** begin **

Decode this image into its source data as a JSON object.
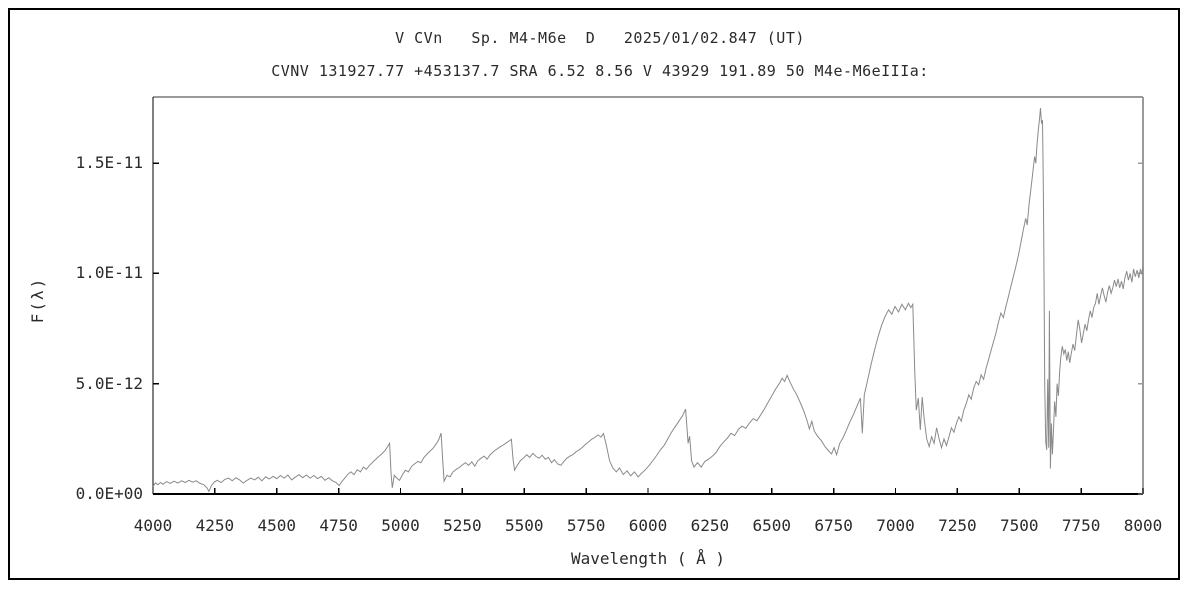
{
  "header": {
    "line1": "V CVn   Sp. M4-M6e  D   2025/01/02.847 (UT)",
    "line2": "CVNV 131927.77 +453137.7 SRA 6.52 8.56 V 43929 191.89 50 M4e-M6eIIIa:"
  },
  "colors": {
    "spectrum_line": "#8a8a8a",
    "axis_dark": "#000000",
    "axis_light": "#9a9a9a",
    "text": "#2a2a2a",
    "background": "#ffffff"
  },
  "chart_data": {
    "type": "line",
    "title": "V CVn   Sp. M4-M6e  D   2025/01/02.847 (UT)",
    "subtitle": "CVNV 131927.77 +453137.7 SRA 6.52 8.56 V 43929 191.89 50 M4e-M6eIIIa:",
    "xlabel": "Wavelength ( Å )",
    "ylabel": "F(λ)",
    "grid": false,
    "legend": "none",
    "xlim": [
      4000,
      8000
    ],
    "x_tick_step": 250,
    "x_ticks": [
      4000,
      4250,
      4500,
      4750,
      5000,
      5250,
      5500,
      5750,
      6000,
      6250,
      6500,
      6750,
      7000,
      7250,
      7500,
      7750,
      8000
    ],
    "y_ticks": [
      {
        "value_1e12": 0,
        "label": "0.0E+00"
      },
      {
        "value_1e12": 5,
        "label": "5.0E-12"
      },
      {
        "value_1e12": 10,
        "label": "1.0E-11"
      },
      {
        "value_1e12": 15,
        "label": "1.5E-11"
      }
    ],
    "ylim_1e12": [
      0,
      18
    ],
    "flux_unit_note": "flux values below are in units of 1e-12 (same scale as y-axis labels)",
    "points": [
      [
        4000,
        0.35
      ],
      [
        4010,
        0.5
      ],
      [
        4020,
        0.42
      ],
      [
        4030,
        0.52
      ],
      [
        4040,
        0.44
      ],
      [
        4055,
        0.56
      ],
      [
        4070,
        0.48
      ],
      [
        4085,
        0.58
      ],
      [
        4100,
        0.5
      ],
      [
        4115,
        0.6
      ],
      [
        4130,
        0.52
      ],
      [
        4145,
        0.62
      ],
      [
        4160,
        0.54
      ],
      [
        4175,
        0.6
      ],
      [
        4190,
        0.48
      ],
      [
        4205,
        0.42
      ],
      [
        4218,
        0.28
      ],
      [
        4226,
        0.12
      ],
      [
        4236,
        0.38
      ],
      [
        4248,
        0.55
      ],
      [
        4260,
        0.62
      ],
      [
        4275,
        0.52
      ],
      [
        4290,
        0.66
      ],
      [
        4305,
        0.72
      ],
      [
        4320,
        0.6
      ],
      [
        4335,
        0.74
      ],
      [
        4350,
        0.64
      ],
      [
        4365,
        0.5
      ],
      [
        4380,
        0.62
      ],
      [
        4395,
        0.72
      ],
      [
        4410,
        0.64
      ],
      [
        4425,
        0.76
      ],
      [
        4440,
        0.6
      ],
      [
        4455,
        0.78
      ],
      [
        4470,
        0.68
      ],
      [
        4485,
        0.8
      ],
      [
        4500,
        0.7
      ],
      [
        4515,
        0.84
      ],
      [
        4530,
        0.72
      ],
      [
        4545,
        0.86
      ],
      [
        4560,
        0.64
      ],
      [
        4575,
        0.76
      ],
      [
        4590,
        0.88
      ],
      [
        4605,
        0.74
      ],
      [
        4620,
        0.86
      ],
      [
        4635,
        0.72
      ],
      [
        4650,
        0.84
      ],
      [
        4665,
        0.7
      ],
      [
        4680,
        0.8
      ],
      [
        4695,
        0.62
      ],
      [
        4710,
        0.74
      ],
      [
        4725,
        0.6
      ],
      [
        4740,
        0.52
      ],
      [
        4752,
        0.38
      ],
      [
        4762,
        0.55
      ],
      [
        4775,
        0.72
      ],
      [
        4788,
        0.9
      ],
      [
        4800,
        1.0
      ],
      [
        4812,
        0.88
      ],
      [
        4825,
        1.1
      ],
      [
        4838,
        1.0
      ],
      [
        4850,
        1.22
      ],
      [
        4862,
        1.12
      ],
      [
        4875,
        1.3
      ],
      [
        4888,
        1.45
      ],
      [
        4900,
        1.58
      ],
      [
        4912,
        1.7
      ],
      [
        4925,
        1.82
      ],
      [
        4938,
        1.98
      ],
      [
        4948,
        2.15
      ],
      [
        4956,
        2.3
      ],
      [
        4962,
        0.9
      ],
      [
        4967,
        0.28
      ],
      [
        4975,
        0.85
      ],
      [
        4985,
        0.72
      ],
      [
        4996,
        0.62
      ],
      [
        5008,
        0.88
      ],
      [
        5020,
        1.08
      ],
      [
        5032,
        1.0
      ],
      [
        5045,
        1.25
      ],
      [
        5058,
        1.38
      ],
      [
        5070,
        1.48
      ],
      [
        5082,
        1.42
      ],
      [
        5095,
        1.66
      ],
      [
        5108,
        1.82
      ],
      [
        5120,
        1.95
      ],
      [
        5132,
        2.08
      ],
      [
        5145,
        2.28
      ],
      [
        5155,
        2.48
      ],
      [
        5164,
        2.76
      ],
      [
        5170,
        1.6
      ],
      [
        5176,
        0.58
      ],
      [
        5188,
        0.85
      ],
      [
        5200,
        0.78
      ],
      [
        5212,
        1.0
      ],
      [
        5225,
        1.12
      ],
      [
        5238,
        1.2
      ],
      [
        5250,
        1.32
      ],
      [
        5262,
        1.42
      ],
      [
        5275,
        1.3
      ],
      [
        5288,
        1.46
      ],
      [
        5300,
        1.26
      ],
      [
        5312,
        1.5
      ],
      [
        5325,
        1.62
      ],
      [
        5338,
        1.72
      ],
      [
        5350,
        1.58
      ],
      [
        5362,
        1.78
      ],
      [
        5375,
        1.92
      ],
      [
        5388,
        2.02
      ],
      [
        5400,
        2.12
      ],
      [
        5412,
        2.2
      ],
      [
        5425,
        2.3
      ],
      [
        5438,
        2.4
      ],
      [
        5448,
        2.48
      ],
      [
        5455,
        1.55
      ],
      [
        5461,
        1.08
      ],
      [
        5472,
        1.3
      ],
      [
        5485,
        1.52
      ],
      [
        5498,
        1.64
      ],
      [
        5510,
        1.78
      ],
      [
        5522,
        1.66
      ],
      [
        5535,
        1.84
      ],
      [
        5548,
        1.7
      ],
      [
        5560,
        1.62
      ],
      [
        5572,
        1.76
      ],
      [
        5585,
        1.58
      ],
      [
        5598,
        1.66
      ],
      [
        5610,
        1.42
      ],
      [
        5622,
        1.56
      ],
      [
        5635,
        1.36
      ],
      [
        5648,
        1.3
      ],
      [
        5660,
        1.48
      ],
      [
        5672,
        1.62
      ],
      [
        5685,
        1.72
      ],
      [
        5698,
        1.8
      ],
      [
        5710,
        1.92
      ],
      [
        5722,
        2.0
      ],
      [
        5735,
        2.12
      ],
      [
        5748,
        2.26
      ],
      [
        5760,
        2.36
      ],
      [
        5772,
        2.48
      ],
      [
        5785,
        2.56
      ],
      [
        5798,
        2.68
      ],
      [
        5810,
        2.58
      ],
      [
        5820,
        2.74
      ],
      [
        5832,
        2.2
      ],
      [
        5845,
        1.5
      ],
      [
        5858,
        1.18
      ],
      [
        5872,
        1.0
      ],
      [
        5885,
        1.18
      ],
      [
        5900,
        0.88
      ],
      [
        5915,
        1.05
      ],
      [
        5930,
        0.82
      ],
      [
        5945,
        1.0
      ],
      [
        5960,
        0.78
      ],
      [
        5975,
        0.95
      ],
      [
        5990,
        1.1
      ],
      [
        6005,
        1.3
      ],
      [
        6020,
        1.52
      ],
      [
        6035,
        1.75
      ],
      [
        6050,
        2.0
      ],
      [
        6065,
        2.2
      ],
      [
        6080,
        2.5
      ],
      [
        6095,
        2.8
      ],
      [
        6110,
        3.05
      ],
      [
        6125,
        3.3
      ],
      [
        6140,
        3.55
      ],
      [
        6152,
        3.85
      ],
      [
        6162,
        2.3
      ],
      [
        6168,
        2.62
      ],
      [
        6176,
        1.5
      ],
      [
        6186,
        1.22
      ],
      [
        6200,
        1.42
      ],
      [
        6215,
        1.22
      ],
      [
        6230,
        1.48
      ],
      [
        6245,
        1.58
      ],
      [
        6260,
        1.72
      ],
      [
        6275,
        1.88
      ],
      [
        6290,
        2.15
      ],
      [
        6305,
        2.35
      ],
      [
        6320,
        2.52
      ],
      [
        6335,
        2.75
      ],
      [
        6350,
        2.65
      ],
      [
        6365,
        2.92
      ],
      [
        6380,
        3.08
      ],
      [
        6395,
        2.98
      ],
      [
        6410,
        3.22
      ],
      [
        6425,
        3.42
      ],
      [
        6440,
        3.32
      ],
      [
        6455,
        3.58
      ],
      [
        6470,
        3.85
      ],
      [
        6485,
        4.15
      ],
      [
        6500,
        4.45
      ],
      [
        6515,
        4.75
      ],
      [
        6530,
        5.0
      ],
      [
        6542,
        5.25
      ],
      [
        6552,
        5.1
      ],
      [
        6562,
        5.38
      ],
      [
        6575,
        5.05
      ],
      [
        6588,
        4.75
      ],
      [
        6600,
        4.52
      ],
      [
        6615,
        4.15
      ],
      [
        6630,
        3.75
      ],
      [
        6642,
        3.35
      ],
      [
        6652,
        2.95
      ],
      [
        6662,
        3.3
      ],
      [
        6672,
        2.85
      ],
      [
        6685,
        2.62
      ],
      [
        6700,
        2.42
      ],
      [
        6715,
        2.15
      ],
      [
        6730,
        1.95
      ],
      [
        6742,
        1.82
      ],
      [
        6752,
        2.1
      ],
      [
        6762,
        1.78
      ],
      [
        6775,
        2.3
      ],
      [
        6788,
        2.55
      ],
      [
        6800,
        2.85
      ],
      [
        6815,
        3.25
      ],
      [
        6830,
        3.6
      ],
      [
        6845,
        4.0
      ],
      [
        6858,
        4.35
      ],
      [
        6866,
        2.75
      ],
      [
        6874,
        4.5
      ],
      [
        6888,
        5.2
      ],
      [
        6902,
        5.9
      ],
      [
        6916,
        6.55
      ],
      [
        6930,
        7.15
      ],
      [
        6944,
        7.65
      ],
      [
        6958,
        8.05
      ],
      [
        6972,
        8.35
      ],
      [
        6985,
        8.15
      ],
      [
        6998,
        8.5
      ],
      [
        7012,
        8.25
      ],
      [
        7026,
        8.6
      ],
      [
        7040,
        8.35
      ],
      [
        7052,
        8.65
      ],
      [
        7062,
        8.45
      ],
      [
        7070,
        8.6
      ],
      [
        7078,
        5.5
      ],
      [
        7084,
        3.8
      ],
      [
        7092,
        4.35
      ],
      [
        7100,
        2.9
      ],
      [
        7108,
        4.4
      ],
      [
        7116,
        3.4
      ],
      [
        7126,
        2.5
      ],
      [
        7136,
        2.15
      ],
      [
        7146,
        2.6
      ],
      [
        7156,
        2.3
      ],
      [
        7166,
        3.0
      ],
      [
        7176,
        2.5
      ],
      [
        7186,
        2.1
      ],
      [
        7196,
        2.5
      ],
      [
        7206,
        2.2
      ],
      [
        7216,
        2.6
      ],
      [
        7226,
        3.0
      ],
      [
        7236,
        2.8
      ],
      [
        7246,
        3.2
      ],
      [
        7256,
        3.5
      ],
      [
        7266,
        3.3
      ],
      [
        7276,
        3.8
      ],
      [
        7286,
        4.1
      ],
      [
        7296,
        4.5
      ],
      [
        7306,
        4.3
      ],
      [
        7316,
        4.8
      ],
      [
        7326,
        5.1
      ],
      [
        7336,
        4.95
      ],
      [
        7346,
        5.4
      ],
      [
        7356,
        5.2
      ],
      [
        7366,
        5.7
      ],
      [
        7376,
        6.1
      ],
      [
        7386,
        6.5
      ],
      [
        7396,
        6.9
      ],
      [
        7406,
        7.3
      ],
      [
        7416,
        7.8
      ],
      [
        7426,
        8.2
      ],
      [
        7436,
        8.0
      ],
      [
        7446,
        8.5
      ],
      [
        7456,
        8.95
      ],
      [
        7466,
        9.4
      ],
      [
        7476,
        9.85
      ],
      [
        7486,
        10.3
      ],
      [
        7496,
        10.8
      ],
      [
        7506,
        11.35
      ],
      [
        7516,
        11.95
      ],
      [
        7526,
        12.5
      ],
      [
        7532,
        12.2
      ],
      [
        7540,
        13.2
      ],
      [
        7548,
        13.9
      ],
      [
        7556,
        14.7
      ],
      [
        7562,
        15.3
      ],
      [
        7567,
        15.0
      ],
      [
        7572,
        15.9
      ],
      [
        7577,
        16.5
      ],
      [
        7582,
        17.0
      ],
      [
        7586,
        17.5
      ],
      [
        7590,
        16.8
      ],
      [
        7594,
        16.95
      ],
      [
        7597,
        14.0
      ],
      [
        7600,
        10.0
      ],
      [
        7603,
        5.0
      ],
      [
        7607,
        2.4
      ],
      [
        7611,
        2.0
      ],
      [
        7615,
        5.2
      ],
      [
        7619,
        2.1
      ],
      [
        7622,
        8.3
      ],
      [
        7626,
        1.15
      ],
      [
        7630,
        3.2
      ],
      [
        7634,
        1.8
      ],
      [
        7638,
        2.8
      ],
      [
        7643,
        4.2
      ],
      [
        7648,
        3.5
      ],
      [
        7653,
        5.0
      ],
      [
        7658,
        4.45
      ],
      [
        7663,
        5.5
      ],
      [
        7668,
        6.2
      ],
      [
        7674,
        6.7
      ],
      [
        7680,
        6.35
      ],
      [
        7686,
        6.55
      ],
      [
        7692,
        6.05
      ],
      [
        7698,
        6.45
      ],
      [
        7704,
        5.95
      ],
      [
        7710,
        6.35
      ],
      [
        7717,
        6.8
      ],
      [
        7724,
        6.5
      ],
      [
        7731,
        7.2
      ],
      [
        7738,
        7.9
      ],
      [
        7745,
        7.45
      ],
      [
        7752,
        6.85
      ],
      [
        7759,
        7.3
      ],
      [
        7766,
        7.7
      ],
      [
        7773,
        7.4
      ],
      [
        7780,
        7.9
      ],
      [
        7787,
        8.3
      ],
      [
        7794,
        8.0
      ],
      [
        7801,
        8.45
      ],
      [
        7808,
        8.65
      ],
      [
        7815,
        9.1
      ],
      [
        7822,
        8.6
      ],
      [
        7829,
        9.0
      ],
      [
        7836,
        9.35
      ],
      [
        7843,
        9.0
      ],
      [
        7850,
        8.7
      ],
      [
        7857,
        9.15
      ],
      [
        7864,
        9.45
      ],
      [
        7871,
        9.1
      ],
      [
        7878,
        9.35
      ],
      [
        7885,
        9.7
      ],
      [
        7892,
        9.4
      ],
      [
        7899,
        9.75
      ],
      [
        7906,
        9.35
      ],
      [
        7913,
        9.65
      ],
      [
        7920,
        9.3
      ],
      [
        7927,
        9.8
      ],
      [
        7934,
        10.1
      ],
      [
        7941,
        9.7
      ],
      [
        7948,
        10.0
      ],
      [
        7955,
        9.6
      ],
      [
        7962,
        10.2
      ],
      [
        7969,
        9.85
      ],
      [
        7976,
        10.15
      ],
      [
        7983,
        9.8
      ],
      [
        7990,
        10.2
      ],
      [
        7996,
        9.95
      ],
      [
        8000,
        10.3
      ]
    ]
  }
}
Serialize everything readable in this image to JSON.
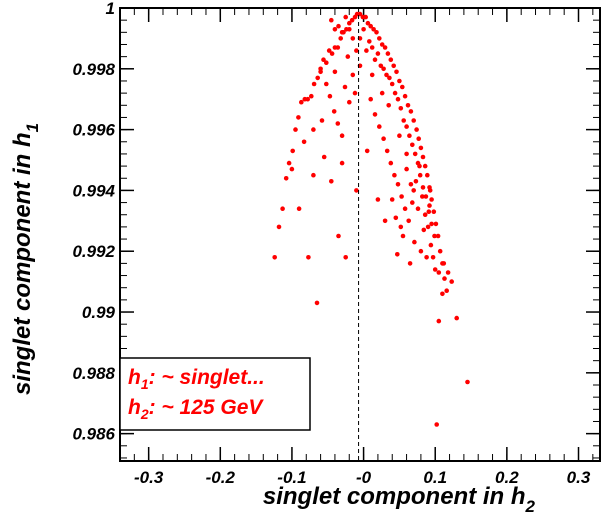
{
  "chart_data": {
    "type": "scatter",
    "xlabel": "singlet component in h",
    "xlabel_sub": "2",
    "ylabel": "singlet component in h",
    "ylabel_sub": "1",
    "xlim": [
      -0.34,
      0.33
    ],
    "ylim": [
      0.9851,
      1.0
    ],
    "xticks": [
      {
        "value": -0.3,
        "label": "-0.3"
      },
      {
        "value": -0.2,
        "label": "-0.2"
      },
      {
        "value": -0.1,
        "label": "-0.1"
      },
      {
        "value": -0.0,
        "label": "-0"
      },
      {
        "value": 0.1,
        "label": "0.1"
      },
      {
        "value": 0.2,
        "label": "0.2"
      },
      {
        "value": 0.3,
        "label": "0.3"
      }
    ],
    "yticks": [
      {
        "value": 0.986,
        "label": "0.986"
      },
      {
        "value": 0.988,
        "label": "0.988"
      },
      {
        "value": 0.99,
        "label": "0.99"
      },
      {
        "value": 0.992,
        "label": "0.992"
      },
      {
        "value": 0.994,
        "label": "0.994"
      },
      {
        "value": 0.996,
        "label": "0.996"
      },
      {
        "value": 0.998,
        "label": "0.998"
      },
      {
        "value": 1.0,
        "label": "1"
      }
    ],
    "reference_line": {
      "x": -0.007,
      "style": "dashed"
    },
    "marker_color": "#ff0000",
    "legend": {
      "placement": "bottom-left",
      "entries": [
        {
          "label": "h",
          "sub": "1",
          "text": ": ~ singlet..."
        },
        {
          "label": "h",
          "sub": "2",
          "text": ": ~ 125 GeV"
        }
      ]
    },
    "points": [
      [
        -0.124,
        0.9918
      ],
      [
        -0.118,
        0.9928
      ],
      [
        -0.113,
        0.9934
      ],
      [
        -0.108,
        0.9944
      ],
      [
        -0.104,
        0.9949
      ],
      [
        -0.099,
        0.9953
      ],
      [
        -0.095,
        0.996
      ],
      [
        -0.091,
        0.9964
      ],
      [
        -0.087,
        0.9969
      ],
      [
        -0.082,
        0.997
      ],
      [
        -0.078,
        0.997
      ],
      [
        -0.073,
        0.9971
      ],
      [
        -0.069,
        0.9975
      ],
      [
        -0.064,
        0.9977
      ],
      [
        -0.06,
        0.998
      ],
      [
        -0.056,
        0.9983
      ],
      [
        -0.052,
        0.9982
      ],
      [
        -0.048,
        0.9986
      ],
      [
        -0.044,
        0.9985
      ],
      [
        -0.04,
        0.9987
      ],
      [
        -0.036,
        0.9987
      ],
      [
        -0.032,
        0.999
      ],
      [
        -0.028,
        0.9992
      ],
      [
        -0.024,
        0.9993
      ],
      [
        -0.02,
        0.9995
      ],
      [
        -0.016,
        0.9996
      ],
      [
        -0.012,
        0.9997
      ],
      [
        -0.009,
        0.9998
      ],
      [
        -0.005,
        0.9998
      ],
      [
        -0.001,
        0.9997
      ],
      [
        0.003,
        0.9997
      ],
      [
        0.006,
        0.9995
      ],
      [
        0.01,
        0.9994
      ],
      [
        0.014,
        0.9993
      ],
      [
        0.018,
        0.9992
      ],
      [
        0.022,
        0.999
      ],
      [
        0.026,
        0.9988
      ],
      [
        0.03,
        0.9987
      ],
      [
        0.034,
        0.9985
      ],
      [
        0.038,
        0.9983
      ],
      [
        0.042,
        0.9981
      ],
      [
        0.046,
        0.9979
      ],
      [
        0.05,
        0.9976
      ],
      [
        0.054,
        0.9974
      ],
      [
        0.058,
        0.9971
      ],
      [
        0.062,
        0.9968
      ],
      [
        0.066,
        0.9966
      ],
      [
        0.07,
        0.9963
      ],
      [
        0.074,
        0.996
      ],
      [
        0.077,
        0.9957
      ],
      [
        0.08,
        0.9954
      ],
      [
        0.083,
        0.9951
      ],
      [
        0.086,
        0.9948
      ],
      [
        0.089,
        0.9945
      ],
      [
        0.092,
        0.9941
      ],
      [
        0.095,
        0.9937
      ],
      [
        0.098,
        0.9933
      ],
      [
        0.101,
        0.9929
      ],
      [
        0.104,
        0.9925
      ],
      [
        0.107,
        0.992
      ],
      [
        0.11,
        0.9916
      ],
      [
        0.113,
        0.9911
      ],
      [
        0.116,
        0.9907
      ],
      [
        -0.045,
        0.9996
      ],
      [
        -0.04,
        0.9993
      ],
      [
        -0.035,
        0.9994
      ],
      [
        -0.03,
        0.9992
      ],
      [
        -0.025,
        0.9997
      ],
      [
        -0.02,
        0.9993
      ],
      [
        -0.015,
        0.999
      ],
      [
        -0.01,
        0.9986
      ],
      [
        -0.005,
        0.999
      ],
      [
        0.0,
        0.9993
      ],
      [
        0.004,
        0.9986
      ],
      [
        0.008,
        0.9989
      ],
      [
        0.012,
        0.9987
      ],
      [
        0.016,
        0.9983
      ],
      [
        0.02,
        0.9985
      ],
      [
        0.024,
        0.9981
      ],
      [
        0.028,
        0.998
      ],
      [
        0.032,
        0.9978
      ],
      [
        0.036,
        0.9977
      ],
      [
        0.04,
        0.9975
      ],
      [
        0.044,
        0.9972
      ],
      [
        0.048,
        0.997
      ],
      [
        0.052,
        0.9967
      ],
      [
        0.056,
        0.9963
      ],
      [
        0.06,
        0.9961
      ],
      [
        0.064,
        0.9958
      ],
      [
        0.068,
        0.9955
      ],
      [
        0.072,
        0.9952
      ],
      [
        0.076,
        0.9949
      ],
      [
        0.079,
        0.9945
      ],
      [
        0.083,
        0.9941
      ],
      [
        0.087,
        0.9938
      ],
      [
        0.091,
        0.9933
      ],
      [
        0.095,
        0.9929
      ],
      [
        0.099,
        0.9925
      ],
      [
        -0.06,
        0.9979
      ],
      [
        -0.052,
        0.9975
      ],
      [
        -0.047,
        0.9971
      ],
      [
        -0.041,
        0.9966
      ],
      [
        -0.036,
        0.9962
      ],
      [
        -0.03,
        0.9958
      ],
      [
        -0.026,
        0.9974
      ],
      [
        -0.02,
        0.9969
      ],
      [
        -0.015,
        0.9978
      ],
      [
        -0.012,
        0.9972
      ],
      [
        0.01,
        0.997
      ],
      [
        0.016,
        0.9965
      ],
      [
        0.022,
        0.9961
      ],
      [
        0.028,
        0.9957
      ],
      [
        0.033,
        0.9953
      ],
      [
        0.038,
        0.9949
      ],
      [
        0.043,
        0.9945
      ],
      [
        0.048,
        0.9942
      ],
      [
        0.053,
        0.9938
      ],
      [
        0.058,
        0.9934
      ],
      [
        0.063,
        0.993
      ],
      [
        0.068,
        0.9936
      ],
      [
        0.073,
        0.9943
      ],
      [
        0.078,
        0.9948
      ],
      [
        0.082,
        0.9938
      ],
      [
        0.086,
        0.9932
      ],
      [
        0.09,
        0.9928
      ],
      [
        0.094,
        0.9922
      ],
      [
        0.097,
        0.9918
      ],
      [
        0.1,
        0.9914
      ],
      [
        -0.07,
        0.996
      ],
      [
        -0.055,
        0.9951
      ],
      [
        -0.045,
        0.9943
      ],
      [
        -0.03,
        0.9949
      ],
      [
        -0.035,
        0.9925
      ],
      [
        -0.01,
        0.994
      ],
      [
        0.005,
        0.9953
      ],
      [
        0.02,
        0.9937
      ],
      [
        0.04,
        0.9937
      ],
      [
        0.045,
        0.9931
      ],
      [
        0.052,
        0.9928
      ],
      [
        0.06,
        0.9947
      ],
      [
        0.066,
        0.9942
      ],
      [
        0.084,
        0.9927
      ],
      [
        0.092,
        0.9935
      ],
      [
        0.105,
        0.9913
      ],
      [
        0.112,
        0.9916
      ],
      [
        0.118,
        0.9913
      ],
      [
        0.123,
        0.991
      ],
      [
        0.13,
        0.9898
      ],
      [
        -0.077,
        0.9918
      ],
      [
        -0.025,
        0.9918
      ],
      [
        -0.065,
        0.9903
      ],
      [
        0.065,
        0.9916
      ],
      [
        0.105,
        0.9897
      ],
      [
        0.102,
        0.9863
      ],
      [
        0.145,
        0.9877
      ],
      [
        0.055,
        0.9925
      ],
      [
        0.03,
        0.993
      ],
      [
        0.047,
        0.9919
      ],
      [
        0.071,
        0.9923
      ],
      [
        0.08,
        0.992
      ],
      [
        0.088,
        0.9918
      ],
      [
        0.11,
        0.9906
      ],
      [
        -0.1,
        0.9947
      ],
      [
        -0.09,
        0.9934
      ],
      [
        -0.083,
        0.9956
      ],
      [
        -0.07,
        0.9945
      ],
      [
        -0.058,
        0.9963
      ],
      [
        -0.04,
        0.9979
      ],
      [
        -0.022,
        0.9984
      ],
      [
        -0.005,
        0.9981
      ],
      [
        0.012,
        0.9978
      ],
      [
        0.026,
        0.9972
      ],
      [
        0.035,
        0.9968
      ],
      [
        0.05,
        0.9958
      ],
      [
        0.06,
        0.9952
      ],
      [
        0.07,
        0.994
      ],
      [
        0.076,
        0.9934
      ],
      [
        0.093,
        0.994
      ]
    ]
  }
}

** end **

Return each line that includes "component".

:: CORRECT ANSWER ::
    "xlabel": "singlet component in h",
    "ylabel": "singlet component in h",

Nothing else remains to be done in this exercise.